## [抽出テキスト]
-=-=-

ミック・ジャガー/Mick Jagger
イギリス出身のロック・ボーカリスト。ローリング・ストーンズのリード・ボーカリストとして、また、ソングライター兼プロデューサーの一人として、キース・リチャーズとともにグループを牽引するストーンズのフロントマンである。実力とエンターテインメント性を兼ね備えた個性あふれるボーカル・スタイルによって、ミック・ジャガーは、ロッド・スチュワート、スティングらとともに当代最高のロック・ボーカリストの一人として不動の人気と高い評価を得ている。
やや意外なことに、ミックのソロ・シンガーとしてのキャリアは、ローリング・ストーンズのレコードデビュー (1963年) から20年以上を経た1985年にスタートしている。この年に初めてのソロ・アルバム「シーズ・ザ・ボス ("She's The Boss")」をリリースしたミックは、87年の「プリミティブ・クール ("Primitive Cool")」、さらに93年の「ワンダリング・スピリット ("Wandering Spirit")」と合わせ、90年代の前半までに計3枚のソロ・アルバムを発表している。
マドンナの "Like A Virgin" で知られるナイル・ロジャースと、エスニック系のサウンドが印象的な "Hear No Evel" などの作品があるビル・ラズウェルをプロデューサーに起用した「シーズ・ザ・ボス ("She's The Boss")」は、ジェフ・ベックの流麗なギター・ソロとともにダンサブルなサウンドを前面 に押し出したロックンロール・アルバムとして話題になった。(アルバムからのファースト・シングル "Just Another Night" は、全米チャートの第12位までランクアップしている)
これに対して、セカンド・アルバムの「プリミティブ・クール ("Primitive Cool")」は、キース・ダイアモンドとユーリズミックスのデイブ・スチュアートを共同プロデューサーに起用し、デイビッド・サンボーンのアルト・サックスをフィーチャーするなど一転して落ち着きを感じさせる仕上がりとなっている。"Party Doll" のようなミックの十八番とも言うべき美しいバラッド・ナンバーも含まれ、個人的には決して嫌いなアルバムではないのだが、R&Bをベースとするストーンズ・サウンドと、時代の潮流とも言うべきダンサブルな音楽との双方から一定の距離を置いたせいか、コマーシャルな面 では成功とは言い難い結果に終わった。

-=-=-

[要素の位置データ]
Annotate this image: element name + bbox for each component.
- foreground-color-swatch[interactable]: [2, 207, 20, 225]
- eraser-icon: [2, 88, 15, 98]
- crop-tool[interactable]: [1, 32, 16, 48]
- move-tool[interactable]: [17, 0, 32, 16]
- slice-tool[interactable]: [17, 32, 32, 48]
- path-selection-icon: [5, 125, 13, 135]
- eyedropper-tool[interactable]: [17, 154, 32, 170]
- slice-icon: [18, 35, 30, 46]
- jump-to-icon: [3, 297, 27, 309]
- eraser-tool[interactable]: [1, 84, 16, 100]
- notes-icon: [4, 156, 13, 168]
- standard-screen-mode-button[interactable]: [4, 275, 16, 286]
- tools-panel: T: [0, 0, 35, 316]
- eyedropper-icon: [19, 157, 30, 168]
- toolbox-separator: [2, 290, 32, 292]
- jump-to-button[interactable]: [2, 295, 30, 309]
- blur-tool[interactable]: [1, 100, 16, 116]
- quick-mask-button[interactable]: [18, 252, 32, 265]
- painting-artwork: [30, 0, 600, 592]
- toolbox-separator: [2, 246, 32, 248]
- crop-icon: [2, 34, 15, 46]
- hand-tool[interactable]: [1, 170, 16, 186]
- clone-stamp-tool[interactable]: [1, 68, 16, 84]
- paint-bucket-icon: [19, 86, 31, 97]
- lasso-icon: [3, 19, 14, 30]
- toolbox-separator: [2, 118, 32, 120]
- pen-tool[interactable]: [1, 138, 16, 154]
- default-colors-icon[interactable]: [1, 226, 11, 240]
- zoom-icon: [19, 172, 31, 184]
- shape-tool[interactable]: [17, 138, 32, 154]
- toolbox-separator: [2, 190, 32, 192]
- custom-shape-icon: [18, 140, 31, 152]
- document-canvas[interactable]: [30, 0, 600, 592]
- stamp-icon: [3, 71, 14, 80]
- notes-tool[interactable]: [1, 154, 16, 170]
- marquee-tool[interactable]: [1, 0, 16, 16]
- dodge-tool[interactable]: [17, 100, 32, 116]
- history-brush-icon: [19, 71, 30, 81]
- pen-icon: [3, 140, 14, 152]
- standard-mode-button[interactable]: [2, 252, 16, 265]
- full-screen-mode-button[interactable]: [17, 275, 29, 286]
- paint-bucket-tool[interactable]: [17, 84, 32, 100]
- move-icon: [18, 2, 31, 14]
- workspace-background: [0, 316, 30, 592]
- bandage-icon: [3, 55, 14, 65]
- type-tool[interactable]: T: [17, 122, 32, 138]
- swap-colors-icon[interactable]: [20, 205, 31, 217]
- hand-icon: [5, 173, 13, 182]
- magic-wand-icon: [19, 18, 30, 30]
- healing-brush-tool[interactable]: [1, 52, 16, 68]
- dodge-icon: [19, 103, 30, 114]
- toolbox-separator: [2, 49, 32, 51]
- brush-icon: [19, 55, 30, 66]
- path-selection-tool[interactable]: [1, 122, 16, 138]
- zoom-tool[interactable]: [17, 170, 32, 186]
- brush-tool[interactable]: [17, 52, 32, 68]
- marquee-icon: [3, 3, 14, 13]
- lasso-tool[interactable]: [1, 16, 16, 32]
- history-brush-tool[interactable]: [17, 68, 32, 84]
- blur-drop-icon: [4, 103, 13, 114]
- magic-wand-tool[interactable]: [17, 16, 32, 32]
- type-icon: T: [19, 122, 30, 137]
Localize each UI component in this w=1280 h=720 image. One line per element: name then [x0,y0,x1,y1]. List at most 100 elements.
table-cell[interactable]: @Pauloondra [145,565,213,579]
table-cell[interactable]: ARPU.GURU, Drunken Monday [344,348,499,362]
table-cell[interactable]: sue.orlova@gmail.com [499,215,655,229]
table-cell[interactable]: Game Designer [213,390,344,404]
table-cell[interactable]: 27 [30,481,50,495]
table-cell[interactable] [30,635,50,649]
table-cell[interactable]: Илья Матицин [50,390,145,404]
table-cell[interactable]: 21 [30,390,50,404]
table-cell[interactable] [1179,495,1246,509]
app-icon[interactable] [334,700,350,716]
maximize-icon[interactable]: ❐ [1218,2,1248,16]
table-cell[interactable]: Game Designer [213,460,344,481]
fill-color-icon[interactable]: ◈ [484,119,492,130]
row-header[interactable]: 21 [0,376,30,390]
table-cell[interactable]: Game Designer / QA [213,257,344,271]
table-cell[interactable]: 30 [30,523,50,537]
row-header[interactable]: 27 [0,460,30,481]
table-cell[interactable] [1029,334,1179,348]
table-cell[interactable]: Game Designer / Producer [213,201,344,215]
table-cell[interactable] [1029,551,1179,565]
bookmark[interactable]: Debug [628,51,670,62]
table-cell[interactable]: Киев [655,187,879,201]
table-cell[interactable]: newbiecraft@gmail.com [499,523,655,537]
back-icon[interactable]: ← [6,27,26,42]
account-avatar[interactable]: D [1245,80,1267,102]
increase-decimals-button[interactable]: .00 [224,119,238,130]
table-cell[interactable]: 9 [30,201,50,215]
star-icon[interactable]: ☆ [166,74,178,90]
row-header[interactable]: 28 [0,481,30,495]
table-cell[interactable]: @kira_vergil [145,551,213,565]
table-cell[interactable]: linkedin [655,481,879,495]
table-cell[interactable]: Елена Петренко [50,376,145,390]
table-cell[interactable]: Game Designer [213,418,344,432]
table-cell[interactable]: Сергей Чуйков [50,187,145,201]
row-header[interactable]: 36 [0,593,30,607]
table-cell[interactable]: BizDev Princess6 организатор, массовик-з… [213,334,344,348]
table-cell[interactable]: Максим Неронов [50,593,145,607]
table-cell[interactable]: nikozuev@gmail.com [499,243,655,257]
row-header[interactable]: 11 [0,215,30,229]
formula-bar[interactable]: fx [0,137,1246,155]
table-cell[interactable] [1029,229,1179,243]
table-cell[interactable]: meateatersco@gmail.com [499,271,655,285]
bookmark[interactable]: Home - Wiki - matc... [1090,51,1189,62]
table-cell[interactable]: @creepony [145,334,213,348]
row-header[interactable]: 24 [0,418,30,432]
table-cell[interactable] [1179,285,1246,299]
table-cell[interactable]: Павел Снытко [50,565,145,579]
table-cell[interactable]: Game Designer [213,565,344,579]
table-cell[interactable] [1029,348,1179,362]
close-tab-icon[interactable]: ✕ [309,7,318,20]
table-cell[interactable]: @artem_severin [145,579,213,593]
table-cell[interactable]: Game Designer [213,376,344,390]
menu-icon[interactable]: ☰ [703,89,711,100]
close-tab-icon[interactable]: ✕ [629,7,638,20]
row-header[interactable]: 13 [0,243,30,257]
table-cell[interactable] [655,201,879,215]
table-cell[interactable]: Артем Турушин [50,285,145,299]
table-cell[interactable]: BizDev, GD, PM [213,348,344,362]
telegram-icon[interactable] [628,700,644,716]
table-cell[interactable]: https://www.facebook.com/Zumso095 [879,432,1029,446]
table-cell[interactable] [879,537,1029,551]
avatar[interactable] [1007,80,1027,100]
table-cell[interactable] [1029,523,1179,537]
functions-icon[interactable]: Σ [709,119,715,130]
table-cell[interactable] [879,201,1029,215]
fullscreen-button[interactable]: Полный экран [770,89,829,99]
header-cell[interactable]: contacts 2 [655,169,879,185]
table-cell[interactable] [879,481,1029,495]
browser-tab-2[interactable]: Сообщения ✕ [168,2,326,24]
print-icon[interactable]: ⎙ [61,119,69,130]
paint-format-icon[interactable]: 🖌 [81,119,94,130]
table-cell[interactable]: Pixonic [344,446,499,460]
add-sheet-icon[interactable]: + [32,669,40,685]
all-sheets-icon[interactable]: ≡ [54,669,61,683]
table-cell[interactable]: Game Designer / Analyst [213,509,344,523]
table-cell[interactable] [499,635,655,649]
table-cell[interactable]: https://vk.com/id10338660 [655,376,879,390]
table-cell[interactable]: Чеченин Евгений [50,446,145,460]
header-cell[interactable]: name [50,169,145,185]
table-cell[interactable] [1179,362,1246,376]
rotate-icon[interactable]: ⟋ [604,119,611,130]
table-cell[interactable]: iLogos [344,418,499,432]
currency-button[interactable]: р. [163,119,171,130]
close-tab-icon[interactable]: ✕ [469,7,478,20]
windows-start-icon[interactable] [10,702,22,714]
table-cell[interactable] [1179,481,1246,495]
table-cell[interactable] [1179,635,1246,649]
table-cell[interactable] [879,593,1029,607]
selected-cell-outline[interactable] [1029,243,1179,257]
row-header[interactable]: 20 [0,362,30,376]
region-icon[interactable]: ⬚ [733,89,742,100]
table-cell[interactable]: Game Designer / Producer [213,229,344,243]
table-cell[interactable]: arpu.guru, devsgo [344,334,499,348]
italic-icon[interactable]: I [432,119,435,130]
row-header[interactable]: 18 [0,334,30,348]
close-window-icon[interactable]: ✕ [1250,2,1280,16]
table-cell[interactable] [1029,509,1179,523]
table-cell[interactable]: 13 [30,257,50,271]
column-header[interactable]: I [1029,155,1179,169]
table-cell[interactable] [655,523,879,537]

-=-=-

## [設問]
**1)** ミック・ジャガーの紹介文の「ミック・ジャガー/Mick Jagger」から「の人気と高い評価を得ている。」までを、「キース・リチャーズ」を「チャーリー・ワッツ」に置き換えて書き直してください。
**2)** データ行の先頭から「- toolbox-separator: [2, 190, 32, 192]」を含む行までを、そのまま書き写してください。
これらの行はミック・ジャガーの紹介文とは関係がありません。

## [解答例]
**1)**
ミック・ジャガー/Mick Jagger
イギリス出身のロック・ボーカリスト。ローリング・ストーンズのリード・ボーカリストとして、また、ソングライター兼プロデューサーの一人として、チャーリー・ワッツとともにグループを牽引するストーンズのフロントマンである。実力とエンターテインメント性を兼ね備えた個性あふれるボーカル・スタイルによって、ミック・ジャガーは、ロッド・スチュワート、スティングらとともに当代最高のロック・ボーカリストの一人として不動の人気と高い評価を得ている。

**2)**
Annotate this image: element name + bbox for each component.
- foreground-color-swatch[interactable]: [2, 207, 20, 225]
- eraser-icon: [2, 88, 15, 98]
- crop-tool[interactable]: [1, 32, 16, 48]
- move-tool[interactable]: [17, 0, 32, 16]
- slice-tool[interactable]: [17, 32, 32, 48]
- path-selection-icon: [5, 125, 13, 135]
- eyedropper-tool[interactable]: [17, 154, 32, 170]
- slice-icon: [18, 35, 30, 46]
- jump-to-icon: [3, 297, 27, 309]
- eraser-tool[interactable]: [1, 84, 16, 100]
- notes-icon: [4, 156, 13, 168]
- standard-screen-mode-button[interactable]: [4, 275, 16, 286]
- tools-panel: T: [0, 0, 35, 316]
- eyedropper-icon: [19, 157, 30, 168]
- toolbox-separator: [2, 290, 32, 292]
- jump-to-button[interactable]: [2, 295, 30, 309]
- blur-tool[interactable]: [1, 100, 16, 116]
- quick-mask-button[interactable]: [18, 252, 32, 265]
- painting-artwork: [30, 0, 600, 592]
- toolbox-separator: [2, 246, 32, 248]
- crop-icon: [2, 34, 15, 46]
- hand-tool[interactable]: [1, 170, 16, 186]
- clone-stamp-tool[interactable]: [1, 68, 16, 84]
- paint-bucket-icon: [19, 86, 31, 97]
- lasso-icon: [3, 19, 14, 30]
- toolbox-separator: [2, 118, 32, 120]
- pen-tool[interactable]: [1, 138, 16, 154]
- default-colors-icon[interactable]: [1, 226, 11, 240]
- zoom-icon: [19, 172, 31, 184]
- shape-tool[interactable]: [17, 138, 32, 154]
- toolbox-separator: [2, 190, 32, 192]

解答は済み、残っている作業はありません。